__Seitenauszug__.
· · · ·

DER STANDARD-KOMMENTAR „Schwarz-grüner Abgesang“ von Walter Müller

War es politische Unerfahrenheit oder kann man es
vielleicht sogar einer gewissen Arroganz der Macht, die sich bereits
eingeschlichen hatte, zuschreiben, dass die Grünen in Graz ihrer
erste Regierungsbeteiligung derart fahrlässig in den Sand gesetzt
haben?
Die schwarz-grüne Regierungskoalition in der zweitgrößten Stadt
Österreichs hatte alle Chancen, sich zu einer politischen Musterehe
zu entwickeln, ein Vorzeigebeispiel gelungener Regierungsintegration
unruhiger grüner Geister. Neben Oberösterreich und zuletzt Wien galt
dieses Grazer Experiment als wichtiger Schritt der Grünen auf ihrem
langen Weg zu einer Regierungsbeteiligung auf Bundesebene. Ein
Experiment, das jetzt grandios gescheitert ist – mit noch nicht
absehbaren Folgen für die gesamte grüne Partei. Denn das Signal, dass
von Graz jetzt ausgestrahlt wird, ist eigentlich ein Warnung: Grüne
sind noch nicht fit für Regierungsämter, sind nicht pakttreu, dafür
chaotisch.
So argumentiert in etwa auch ÖVP-Bürgermeister Siegfried Nagl, der
den Koalitionspartner jetzt vor die Tür gesetzt hat. Das ständige Hin
und Her, die fehlende Verlässlichkeit bei wichtigen,
millionenschweren Stadtprojekten habe ihm jetzt gereicht. Es sei in
der Stadt nichts mehr weitergegangen. Er sei praktisch gezwungen
gewesen, einen Schlussstrich zu ziehen.
Grünen-Vizebürgermeisterin Lisa Rücker kann zwar weiter im Amt
bleiben – sie wurde vom Gemeinderat in ihren Posten gewählt – , Nagl
sucht sich aber bis zur Wahl im Jänner 2013 neue Mehrheiten und
schwört: Mit den Grünen werde er künftig nie wieder eine Koalition
eingehen. Jetzt droht wieder Altbekanntes: eine Zusammenarbeit mit
den Roten – seit der letzten Wahl ein Häufchen Elend und schmelzbar
wie Butter in Nagls Hand.

· · · ·

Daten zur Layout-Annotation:
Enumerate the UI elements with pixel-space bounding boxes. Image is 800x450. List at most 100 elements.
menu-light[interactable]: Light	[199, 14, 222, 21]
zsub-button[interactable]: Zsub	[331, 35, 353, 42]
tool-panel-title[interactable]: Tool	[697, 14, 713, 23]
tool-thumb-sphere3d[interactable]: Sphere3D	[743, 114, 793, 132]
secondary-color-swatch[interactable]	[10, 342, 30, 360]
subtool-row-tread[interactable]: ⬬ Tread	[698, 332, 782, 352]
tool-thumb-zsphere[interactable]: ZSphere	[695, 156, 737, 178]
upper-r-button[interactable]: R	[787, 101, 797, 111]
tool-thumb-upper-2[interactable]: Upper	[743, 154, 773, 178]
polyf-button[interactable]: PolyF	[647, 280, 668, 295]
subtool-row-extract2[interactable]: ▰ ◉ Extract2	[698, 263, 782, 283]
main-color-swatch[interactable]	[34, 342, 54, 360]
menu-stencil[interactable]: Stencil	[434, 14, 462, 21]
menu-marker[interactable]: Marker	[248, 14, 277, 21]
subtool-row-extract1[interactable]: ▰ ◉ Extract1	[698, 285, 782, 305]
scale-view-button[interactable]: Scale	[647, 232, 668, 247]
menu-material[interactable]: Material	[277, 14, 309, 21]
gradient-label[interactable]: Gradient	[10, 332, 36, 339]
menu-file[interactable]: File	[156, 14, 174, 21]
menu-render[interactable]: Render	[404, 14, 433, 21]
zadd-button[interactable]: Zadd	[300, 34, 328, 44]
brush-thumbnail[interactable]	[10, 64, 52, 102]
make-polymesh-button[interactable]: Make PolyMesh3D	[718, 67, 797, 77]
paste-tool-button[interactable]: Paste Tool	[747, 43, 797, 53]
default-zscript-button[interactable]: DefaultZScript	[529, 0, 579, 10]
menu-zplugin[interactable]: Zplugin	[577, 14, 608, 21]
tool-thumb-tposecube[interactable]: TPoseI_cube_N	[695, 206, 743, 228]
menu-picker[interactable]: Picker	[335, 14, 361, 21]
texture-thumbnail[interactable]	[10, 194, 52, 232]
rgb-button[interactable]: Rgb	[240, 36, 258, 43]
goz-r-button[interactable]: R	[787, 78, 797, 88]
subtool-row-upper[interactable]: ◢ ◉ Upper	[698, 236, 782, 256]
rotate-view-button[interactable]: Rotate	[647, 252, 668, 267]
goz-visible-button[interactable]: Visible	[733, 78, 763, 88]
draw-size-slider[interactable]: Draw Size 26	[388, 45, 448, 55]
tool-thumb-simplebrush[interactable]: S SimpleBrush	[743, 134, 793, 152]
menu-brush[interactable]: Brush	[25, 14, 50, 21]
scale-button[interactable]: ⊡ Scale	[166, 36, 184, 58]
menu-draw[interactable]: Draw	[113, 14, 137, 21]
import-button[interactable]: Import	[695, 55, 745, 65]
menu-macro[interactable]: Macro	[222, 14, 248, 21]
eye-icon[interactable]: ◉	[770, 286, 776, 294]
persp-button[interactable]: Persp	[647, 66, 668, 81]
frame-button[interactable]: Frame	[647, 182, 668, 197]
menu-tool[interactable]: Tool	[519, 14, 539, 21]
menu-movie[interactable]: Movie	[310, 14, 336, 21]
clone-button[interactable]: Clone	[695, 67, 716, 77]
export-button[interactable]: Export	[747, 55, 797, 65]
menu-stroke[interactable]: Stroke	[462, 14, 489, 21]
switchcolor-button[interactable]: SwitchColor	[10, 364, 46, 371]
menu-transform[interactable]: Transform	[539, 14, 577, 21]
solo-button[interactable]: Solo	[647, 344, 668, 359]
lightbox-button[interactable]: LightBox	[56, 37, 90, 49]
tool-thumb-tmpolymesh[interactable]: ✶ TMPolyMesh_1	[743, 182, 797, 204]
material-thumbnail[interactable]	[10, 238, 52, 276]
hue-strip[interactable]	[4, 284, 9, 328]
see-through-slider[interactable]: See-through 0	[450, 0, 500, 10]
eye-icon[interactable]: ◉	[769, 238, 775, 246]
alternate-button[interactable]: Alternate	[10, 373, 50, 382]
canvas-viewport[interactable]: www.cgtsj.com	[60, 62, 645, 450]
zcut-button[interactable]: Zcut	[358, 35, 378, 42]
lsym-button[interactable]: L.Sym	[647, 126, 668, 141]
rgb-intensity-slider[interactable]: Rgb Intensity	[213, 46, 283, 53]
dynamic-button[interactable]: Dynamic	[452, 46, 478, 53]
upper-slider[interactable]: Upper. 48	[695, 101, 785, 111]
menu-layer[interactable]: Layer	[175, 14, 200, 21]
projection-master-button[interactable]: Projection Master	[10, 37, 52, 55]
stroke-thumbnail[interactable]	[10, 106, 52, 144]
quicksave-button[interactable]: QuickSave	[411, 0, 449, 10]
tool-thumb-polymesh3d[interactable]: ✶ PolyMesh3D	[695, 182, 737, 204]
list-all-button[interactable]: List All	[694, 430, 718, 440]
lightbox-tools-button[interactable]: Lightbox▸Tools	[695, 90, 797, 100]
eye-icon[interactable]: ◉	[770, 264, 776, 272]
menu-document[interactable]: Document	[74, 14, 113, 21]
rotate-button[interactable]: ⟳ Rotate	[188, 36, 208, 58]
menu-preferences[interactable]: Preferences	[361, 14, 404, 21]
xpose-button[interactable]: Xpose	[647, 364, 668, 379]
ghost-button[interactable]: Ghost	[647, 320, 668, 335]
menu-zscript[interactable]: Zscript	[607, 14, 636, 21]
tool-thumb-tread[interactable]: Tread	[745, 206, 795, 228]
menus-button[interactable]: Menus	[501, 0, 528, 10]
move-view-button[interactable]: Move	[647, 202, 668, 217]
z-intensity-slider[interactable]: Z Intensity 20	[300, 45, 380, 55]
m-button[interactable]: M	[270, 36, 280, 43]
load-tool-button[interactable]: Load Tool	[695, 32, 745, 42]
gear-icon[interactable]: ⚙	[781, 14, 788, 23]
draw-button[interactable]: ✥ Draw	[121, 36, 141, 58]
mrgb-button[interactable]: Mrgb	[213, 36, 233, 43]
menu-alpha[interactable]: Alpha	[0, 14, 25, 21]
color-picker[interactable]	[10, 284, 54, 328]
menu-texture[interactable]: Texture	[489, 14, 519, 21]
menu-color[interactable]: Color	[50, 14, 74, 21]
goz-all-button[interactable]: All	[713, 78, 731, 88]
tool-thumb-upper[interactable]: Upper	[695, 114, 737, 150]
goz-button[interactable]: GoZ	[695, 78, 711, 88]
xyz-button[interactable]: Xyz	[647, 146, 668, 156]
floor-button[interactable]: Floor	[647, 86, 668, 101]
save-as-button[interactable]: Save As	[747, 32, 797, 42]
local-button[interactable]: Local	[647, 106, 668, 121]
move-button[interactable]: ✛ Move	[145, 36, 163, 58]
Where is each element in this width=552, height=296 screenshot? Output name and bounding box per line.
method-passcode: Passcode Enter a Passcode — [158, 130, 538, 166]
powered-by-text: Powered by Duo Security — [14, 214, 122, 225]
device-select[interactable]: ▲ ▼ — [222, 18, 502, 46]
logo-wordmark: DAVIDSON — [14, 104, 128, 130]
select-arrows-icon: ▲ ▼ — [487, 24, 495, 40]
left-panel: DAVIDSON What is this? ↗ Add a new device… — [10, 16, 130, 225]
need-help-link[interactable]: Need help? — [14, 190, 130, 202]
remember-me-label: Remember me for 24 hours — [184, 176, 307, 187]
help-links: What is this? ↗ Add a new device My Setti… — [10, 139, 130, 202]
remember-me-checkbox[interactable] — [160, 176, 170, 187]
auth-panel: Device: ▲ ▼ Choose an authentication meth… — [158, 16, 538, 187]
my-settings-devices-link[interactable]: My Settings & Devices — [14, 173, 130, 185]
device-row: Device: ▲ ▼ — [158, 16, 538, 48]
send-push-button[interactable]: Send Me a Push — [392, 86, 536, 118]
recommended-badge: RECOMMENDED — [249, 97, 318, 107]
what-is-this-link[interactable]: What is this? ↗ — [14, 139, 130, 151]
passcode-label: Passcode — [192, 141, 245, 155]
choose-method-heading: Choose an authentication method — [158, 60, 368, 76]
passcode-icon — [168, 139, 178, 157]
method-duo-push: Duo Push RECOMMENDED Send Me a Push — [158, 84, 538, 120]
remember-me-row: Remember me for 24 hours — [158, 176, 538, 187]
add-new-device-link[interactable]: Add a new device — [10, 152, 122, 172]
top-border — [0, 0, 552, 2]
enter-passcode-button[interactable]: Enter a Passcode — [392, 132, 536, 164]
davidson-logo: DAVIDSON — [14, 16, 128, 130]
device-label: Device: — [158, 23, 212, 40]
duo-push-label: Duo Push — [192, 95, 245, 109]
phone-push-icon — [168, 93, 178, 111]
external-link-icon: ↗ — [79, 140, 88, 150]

· · · ·

__Zu erledigen__.
Wiederholen Sie den Kommentar zur Grazer Koalition wörtlich von „So argumentiert in“ bis einschließlich „in Nagls Hand.“. Stützen Sie sich ausschließlich auf den Kommentar.

__Vollständige Antwort__.
So argumentiert in etwa auch ÖVP-Bürgermeister Siegfried Nagl, der
den Koalitionspartner jetzt vor die Tür gesetzt hat. Das ständige Hin
und Her, die fehlende Verlässlichkeit bei wichtigen,
millionenschweren Stadtprojekten habe ihm jetzt gereicht. Es sei in
der Stadt nichts mehr weitergegangen. Er sei praktisch gezwungen
gewesen, einen Schlussstrich zu ziehen.
Grünen-Vizebürgermeisterin Lisa Rücker kann zwar weiter im Amt
bleiben – sie wurde vom Gemeinderat in ihren Posten gewählt – , Nagl
sucht sich aber bis zur Wahl im Jänner 2013 neue Mehrheiten und
schwört: Mit den Grünen werde er künftig nie wieder eine Koalition
eingehen. Jetzt droht wieder Altbekanntes: eine Zusammenarbeit mit
den Roten – seit der letzten Wahl ein Häufchen Elend und schmelzbar
wie Butter in Nagls Hand.